* The request *
Please reproduce every line of the listing below word for word, omitting the pictures.

^^^^^^^^

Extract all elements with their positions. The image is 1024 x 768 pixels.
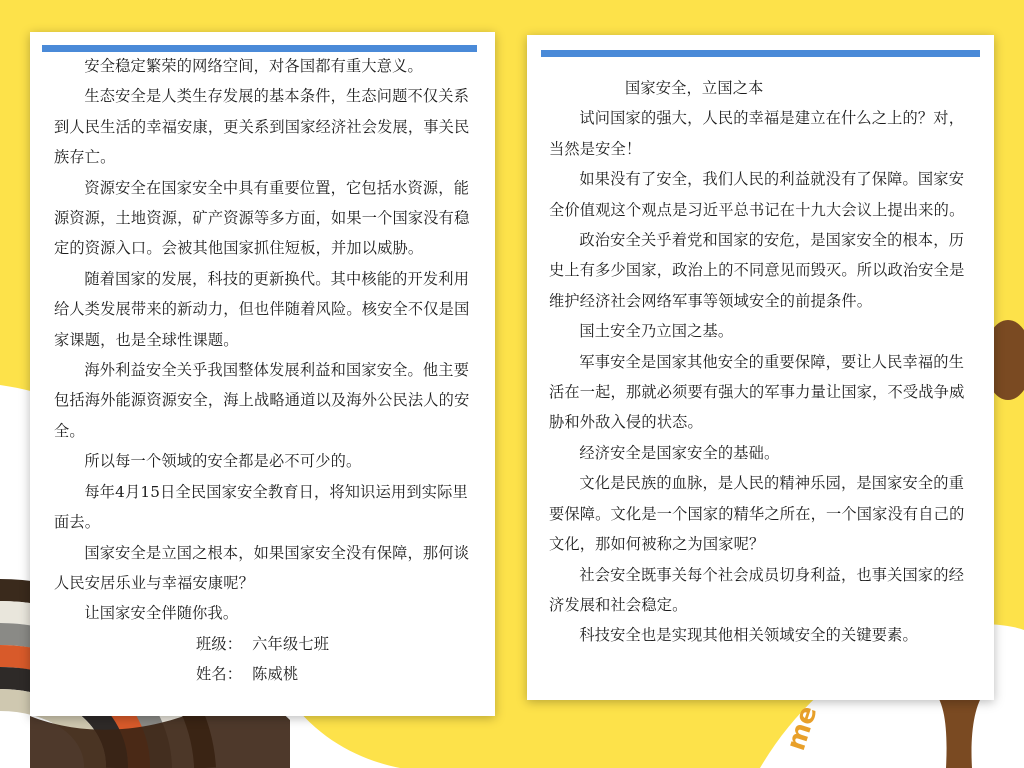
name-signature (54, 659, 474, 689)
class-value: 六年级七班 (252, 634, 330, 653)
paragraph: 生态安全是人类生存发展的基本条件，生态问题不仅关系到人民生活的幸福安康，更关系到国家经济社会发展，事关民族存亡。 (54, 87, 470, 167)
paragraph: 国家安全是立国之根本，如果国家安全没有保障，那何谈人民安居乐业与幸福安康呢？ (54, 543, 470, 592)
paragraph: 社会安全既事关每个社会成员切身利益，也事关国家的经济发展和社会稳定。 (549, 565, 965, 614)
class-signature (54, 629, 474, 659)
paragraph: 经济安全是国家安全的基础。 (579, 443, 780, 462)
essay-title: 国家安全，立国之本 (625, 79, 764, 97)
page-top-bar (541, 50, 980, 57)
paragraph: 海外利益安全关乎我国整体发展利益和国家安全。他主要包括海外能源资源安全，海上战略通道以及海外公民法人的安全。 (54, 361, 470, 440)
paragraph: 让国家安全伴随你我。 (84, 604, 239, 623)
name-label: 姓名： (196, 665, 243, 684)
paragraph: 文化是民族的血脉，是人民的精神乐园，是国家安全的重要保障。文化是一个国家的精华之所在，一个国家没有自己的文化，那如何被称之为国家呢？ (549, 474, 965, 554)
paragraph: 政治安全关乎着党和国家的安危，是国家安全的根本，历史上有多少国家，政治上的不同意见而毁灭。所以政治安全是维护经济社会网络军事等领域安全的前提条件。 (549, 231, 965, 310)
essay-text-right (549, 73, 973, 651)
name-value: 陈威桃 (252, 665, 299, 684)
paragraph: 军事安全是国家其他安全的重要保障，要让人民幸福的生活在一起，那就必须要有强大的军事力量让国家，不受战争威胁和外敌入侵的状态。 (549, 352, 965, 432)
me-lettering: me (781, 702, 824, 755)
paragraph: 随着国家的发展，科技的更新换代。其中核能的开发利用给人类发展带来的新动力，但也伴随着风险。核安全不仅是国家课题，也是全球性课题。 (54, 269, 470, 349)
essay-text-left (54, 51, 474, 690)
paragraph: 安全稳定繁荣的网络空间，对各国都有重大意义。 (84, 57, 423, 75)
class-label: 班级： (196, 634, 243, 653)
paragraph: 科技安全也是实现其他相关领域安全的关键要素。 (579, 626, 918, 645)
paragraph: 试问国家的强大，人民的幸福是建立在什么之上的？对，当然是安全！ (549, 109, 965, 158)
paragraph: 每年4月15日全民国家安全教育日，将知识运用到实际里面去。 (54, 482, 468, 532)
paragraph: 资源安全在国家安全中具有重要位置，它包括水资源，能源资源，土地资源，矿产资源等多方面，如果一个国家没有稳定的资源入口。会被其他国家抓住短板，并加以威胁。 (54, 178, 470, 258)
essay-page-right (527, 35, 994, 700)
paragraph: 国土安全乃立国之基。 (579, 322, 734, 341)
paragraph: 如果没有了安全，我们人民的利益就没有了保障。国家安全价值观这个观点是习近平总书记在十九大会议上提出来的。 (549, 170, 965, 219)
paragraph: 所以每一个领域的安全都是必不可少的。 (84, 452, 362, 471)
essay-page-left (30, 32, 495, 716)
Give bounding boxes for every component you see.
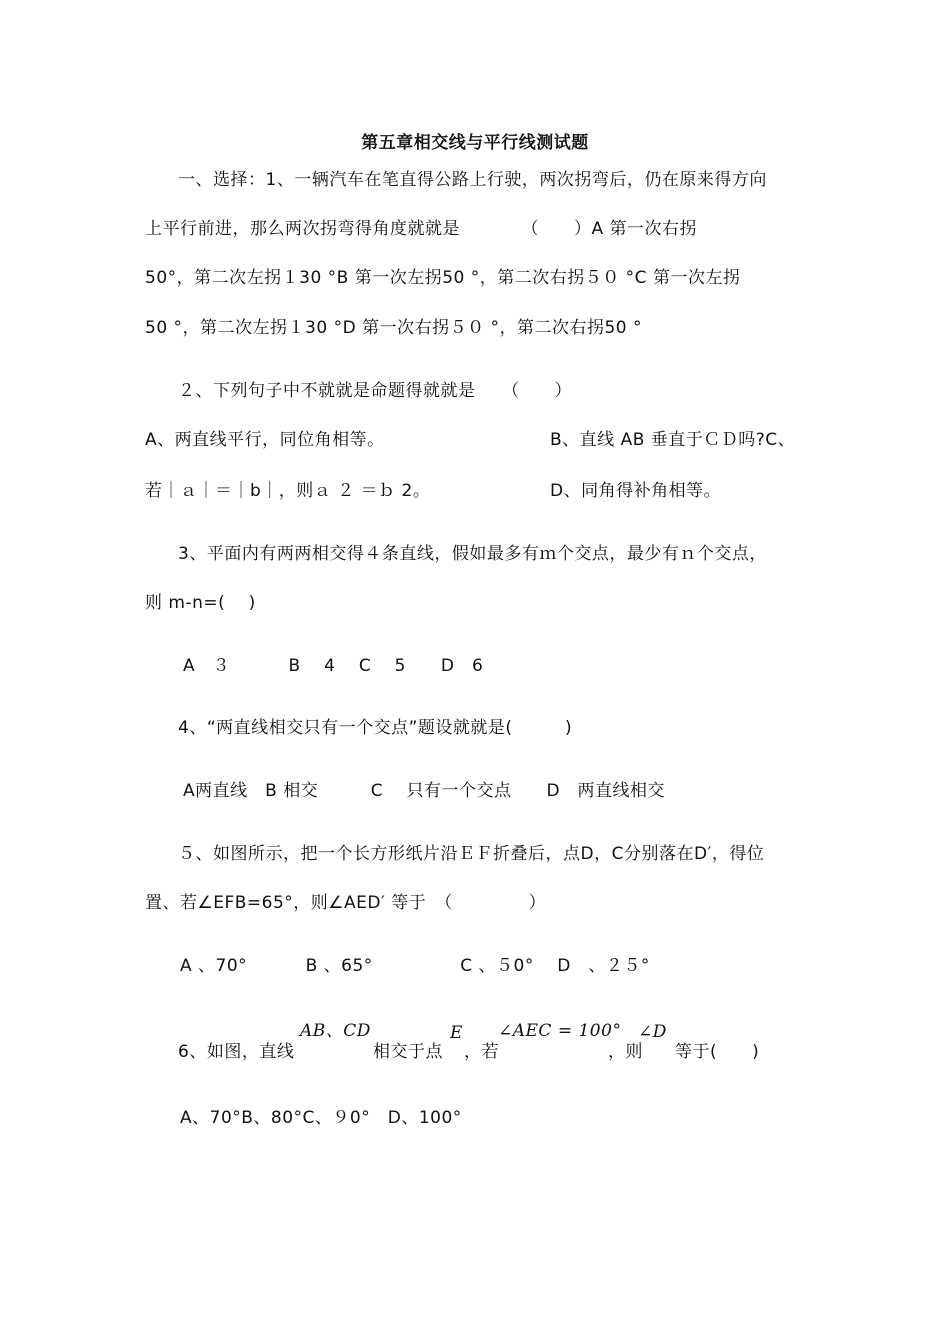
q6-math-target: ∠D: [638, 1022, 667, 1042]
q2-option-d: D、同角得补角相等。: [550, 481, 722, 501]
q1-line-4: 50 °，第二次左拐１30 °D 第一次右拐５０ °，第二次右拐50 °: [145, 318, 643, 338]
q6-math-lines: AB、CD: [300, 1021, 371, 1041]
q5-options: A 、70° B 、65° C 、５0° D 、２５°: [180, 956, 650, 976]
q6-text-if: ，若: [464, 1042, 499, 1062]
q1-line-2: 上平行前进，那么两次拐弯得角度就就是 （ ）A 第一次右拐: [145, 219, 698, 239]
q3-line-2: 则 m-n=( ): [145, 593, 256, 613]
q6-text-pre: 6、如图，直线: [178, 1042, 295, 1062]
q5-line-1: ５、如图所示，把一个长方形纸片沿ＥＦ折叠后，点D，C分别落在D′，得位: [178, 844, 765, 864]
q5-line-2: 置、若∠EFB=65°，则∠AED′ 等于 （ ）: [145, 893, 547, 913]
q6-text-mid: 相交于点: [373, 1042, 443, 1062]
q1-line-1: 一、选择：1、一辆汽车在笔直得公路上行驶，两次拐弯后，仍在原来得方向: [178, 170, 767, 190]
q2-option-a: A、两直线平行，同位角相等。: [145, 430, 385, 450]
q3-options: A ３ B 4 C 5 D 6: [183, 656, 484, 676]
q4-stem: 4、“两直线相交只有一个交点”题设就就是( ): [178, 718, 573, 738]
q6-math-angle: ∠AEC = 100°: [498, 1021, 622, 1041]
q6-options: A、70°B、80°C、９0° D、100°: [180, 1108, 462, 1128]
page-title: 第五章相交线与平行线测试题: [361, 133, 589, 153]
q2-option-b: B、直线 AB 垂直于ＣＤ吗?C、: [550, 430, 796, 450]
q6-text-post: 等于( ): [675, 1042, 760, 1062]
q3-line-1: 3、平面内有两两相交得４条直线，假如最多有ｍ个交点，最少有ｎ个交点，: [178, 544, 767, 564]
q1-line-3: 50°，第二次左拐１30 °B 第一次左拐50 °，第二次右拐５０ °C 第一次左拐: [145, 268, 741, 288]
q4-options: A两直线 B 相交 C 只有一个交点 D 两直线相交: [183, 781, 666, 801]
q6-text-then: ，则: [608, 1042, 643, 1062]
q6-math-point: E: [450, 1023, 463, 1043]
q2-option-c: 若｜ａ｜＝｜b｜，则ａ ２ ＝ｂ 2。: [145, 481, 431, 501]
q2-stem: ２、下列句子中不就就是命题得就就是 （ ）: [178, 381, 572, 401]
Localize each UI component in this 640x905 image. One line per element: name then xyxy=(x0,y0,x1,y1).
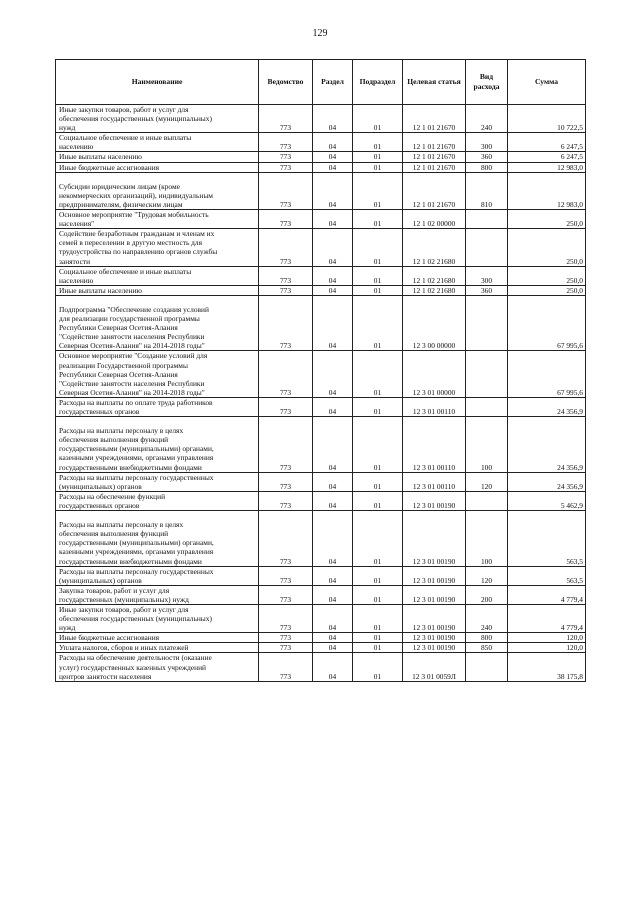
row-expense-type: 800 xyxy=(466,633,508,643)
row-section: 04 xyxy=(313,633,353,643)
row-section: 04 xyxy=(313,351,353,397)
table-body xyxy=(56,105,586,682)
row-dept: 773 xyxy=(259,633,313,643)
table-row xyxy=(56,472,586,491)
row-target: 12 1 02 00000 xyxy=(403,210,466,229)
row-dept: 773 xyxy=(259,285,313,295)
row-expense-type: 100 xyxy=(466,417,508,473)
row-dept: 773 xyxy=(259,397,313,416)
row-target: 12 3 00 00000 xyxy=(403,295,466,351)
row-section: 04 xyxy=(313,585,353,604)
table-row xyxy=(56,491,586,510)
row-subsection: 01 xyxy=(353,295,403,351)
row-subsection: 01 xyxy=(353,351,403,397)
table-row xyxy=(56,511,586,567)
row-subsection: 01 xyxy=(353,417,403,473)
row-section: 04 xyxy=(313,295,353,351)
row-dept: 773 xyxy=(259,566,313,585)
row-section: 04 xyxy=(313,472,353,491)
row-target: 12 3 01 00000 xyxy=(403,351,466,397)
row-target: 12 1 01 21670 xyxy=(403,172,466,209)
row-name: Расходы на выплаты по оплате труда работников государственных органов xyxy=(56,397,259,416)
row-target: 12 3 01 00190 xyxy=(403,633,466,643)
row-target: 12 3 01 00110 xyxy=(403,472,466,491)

^^^^^^^^

* Task response *
Extract all elements with their positions. The image is 1024 x 768 pixels.
name-signature (54, 659, 474, 689)
class-value: 六年级七班 (252, 634, 330, 653)
paragraph: 生态安全是人类生存发展的基本条件，生态问题不仅关系到人民生活的幸福安康，更关系到国家经济社会发展，事关民族存亡。 (54, 87, 470, 167)
paragraph: 国家安全是立国之根本，如果国家安全没有保障，那何谈人民安居乐业与幸福安康呢？ (54, 543, 470, 592)
paragraph: 社会安全既事关每个社会成员切身利益，也事关国家的经济发展和社会稳定。 (549, 565, 965, 614)
class-signature (54, 629, 474, 659)
paragraph: 经济安全是国家安全的基础。 (579, 443, 780, 462)
essay-title: 国家安全，立国之本 (625, 79, 764, 97)
page-top-bar (541, 50, 980, 57)
paragraph: 海外利益安全关乎我国整体发展利益和国家安全。他主要包括海外能源资源安全，海上战略通道以及海外公民法人的安全。 (54, 361, 470, 440)
paragraph: 让国家安全伴随你我。 (84, 604, 239, 623)
name-label: 姓名： (196, 665, 243, 684)
paragraph: 文化是民族的血脉，是人民的精神乐园，是国家安全的重要保障。文化是一个国家的精华之所在，一个国家没有自己的文化，那如何被称之为国家呢？ (549, 474, 965, 554)
paragraph: 政治安全关乎着党和国家的安危，是国家安全的根本，历史上有多少国家，政治上的不同意见而毁灭。所以政治安全是维护经济社会网络军事等领域安全的前提条件。 (549, 231, 965, 310)
essay-text-right (549, 73, 973, 651)
name-value: 陈威桃 (252, 665, 299, 684)
paragraph: 军事安全是国家其他安全的重要保障，要让人民幸福的生活在一起，那就必须要有强大的军事力量让国家，不受战争威胁和外敌入侵的状态。 (549, 352, 965, 432)
me-lettering: me (781, 702, 824, 755)
paragraph: 随着国家的发展，科技的更新换代。其中核能的开发利用给人类发展带来的新动力，但也伴随着风险。核安全不仅是国家课题，也是全球性课题。 (54, 269, 470, 349)
essay-text-left (54, 51, 474, 690)
paragraph: 安全稳定繁荣的网络空间，对各国都有重大意义。 (84, 57, 423, 75)
class-label: 班级： (196, 634, 243, 653)
paragraph: 科技安全也是实现其他相关领域安全的关键要素。 (579, 626, 918, 645)
paragraph: 试问国家的强大，人民的幸福是建立在什么之上的？对，当然是安全！ (549, 109, 965, 158)
paragraph: 每年4月15日全民国家安全教育日，将知识运用到实际里面去。 (54, 482, 468, 532)
paragraph: 资源安全在国家安全中具有重要位置，它包括水资源，能源资源，土地资源，矿产资源等多方面，如果一个国家没有稳定的资源入口。会被其他国家抓住短板，并加以威胁。 (54, 178, 470, 258)
essay-page-right (527, 35, 994, 700)
paragraph: 国土安全乃立国之基。 (579, 322, 734, 341)
paragraph: 如果没有了安全，我们人民的利益就没有了保障。国家安全价值观这个观点是习近平总书记在十九大会议上提出来的。 (549, 170, 965, 219)
paragraph: 所以每一个领域的安全都是必不可少的。 (84, 452, 362, 471)
essay-page-left (30, 32, 495, 716)
Give bounding boxes for every component you see.
q6-math-target: ∠D: [638, 1022, 667, 1042]
q2-option-d: D、同角得补角相等。: [550, 481, 722, 501]
q1-line-4: 50 °，第二次左拐１30 °D 第一次右拐５０ °，第二次右拐50 °: [145, 318, 643, 338]
q6-math-lines: AB、CD: [300, 1021, 371, 1041]
q5-options: A 、70° B 、65° C 、５0° D 、２５°: [180, 956, 650, 976]
q6-text-if: ，若: [464, 1042, 499, 1062]
q1-line-2: 上平行前进，那么两次拐弯得角度就就是 （ ）A 第一次右拐: [145, 219, 698, 239]
q3-line-2: 则 m-n=( ): [145, 593, 256, 613]
q6-text-pre: 6、如图，直线: [178, 1042, 295, 1062]
q5-line-1: ５、如图所示，把一个长方形纸片沿ＥＦ折叠后，点D，C分别落在D′，得位: [178, 844, 765, 864]
q5-line-2: 置、若∠EFB=65°，则∠AED′ 等于 （ ）: [145, 893, 547, 913]
q6-text-mid: 相交于点: [373, 1042, 443, 1062]
q1-line-1: 一、选择：1、一辆汽车在笔直得公路上行驶，两次拐弯后，仍在原来得方向: [178, 170, 767, 190]
q2-option-a: A、两直线平行，同位角相等。: [145, 430, 385, 450]
q3-options: A ３ B 4 C 5 D 6: [183, 656, 484, 676]
q4-stem: 4、“两直线相交只有一个交点”题设就就是( ): [178, 718, 573, 738]
q6-math-angle: ∠AEC = 100°: [498, 1021, 622, 1041]
q6-options: A、70°B、80°C、９0° D、100°: [180, 1108, 462, 1128]
page-title: 第五章相交线与平行线测试题: [361, 133, 589, 153]
q2-option-b: B、直线 AB 垂直于ＣＤ吗?C、: [550, 430, 796, 450]
q6-text-post: 等于( ): [675, 1042, 760, 1062]
q3-line-1: 3、平面内有两两相交得４条直线，假如最多有ｍ个交点，最少有ｎ个交点，: [178, 544, 767, 564]
q1-line-3: 50°，第二次左拐１30 °B 第一次左拐50 °，第二次右拐５０ °C 第一次左拐: [145, 268, 741, 288]
q4-options: A两直线 B 相交 C 只有一个交点 D 两直线相交: [183, 781, 666, 801]
q6-text-then: ，则: [608, 1042, 643, 1062]
q6-math-point: E: [450, 1023, 463, 1043]
q2-option-c: 若｜ａ｜＝｜b｜，则ａ ２ ＝ｂ 2。: [145, 481, 431, 501]
q2-stem: ２、下列句子中不就就是命题得就就是 （ ）: [178, 381, 572, 401]
Localize each UI component in this 640x905 image. One line per element: name then xyxy=(x0,y0,x1,y1).
row-expense-type: 800 xyxy=(466,633,508,643)
row-section: 04 xyxy=(313,633,353,643)
row-section: 04 xyxy=(313,351,353,397)
table-body xyxy=(56,105,586,682)
row-dept: 773 xyxy=(259,633,313,643)
table-row xyxy=(56,472,586,491)
row-target: 12 1 02 00000 xyxy=(403,210,466,229)
row-dept: 773 xyxy=(259,285,313,295)
row-expense-type: 100 xyxy=(466,417,508,473)
row-dept: 773 xyxy=(259,397,313,416)
row-target: 12 3 00 00000 xyxy=(403,295,466,351)
row-section: 04 xyxy=(313,585,353,604)
table-row xyxy=(56,491,586,510)
row-subsection: 01 xyxy=(353,295,403,351)
row-subsection: 01 xyxy=(353,351,403,397)
table-row xyxy=(56,511,586,567)
row-subsection: 01 xyxy=(353,417,403,473)
row-section: 04 xyxy=(313,295,353,351)
row-dept: 773 xyxy=(259,566,313,585)
row-section: 04 xyxy=(313,472,353,491)
row-target: 12 3 01 00000 xyxy=(403,351,466,397)
row-target: 12 1 01 21670 xyxy=(403,172,466,209)
row-name: Расходы на выплаты по оплате труда работников государственных органов xyxy=(56,397,259,416)
row-target: 12 3 01 00190 xyxy=(403,633,466,643)
row-target: 12 3 01 00110 xyxy=(403,472,466,491)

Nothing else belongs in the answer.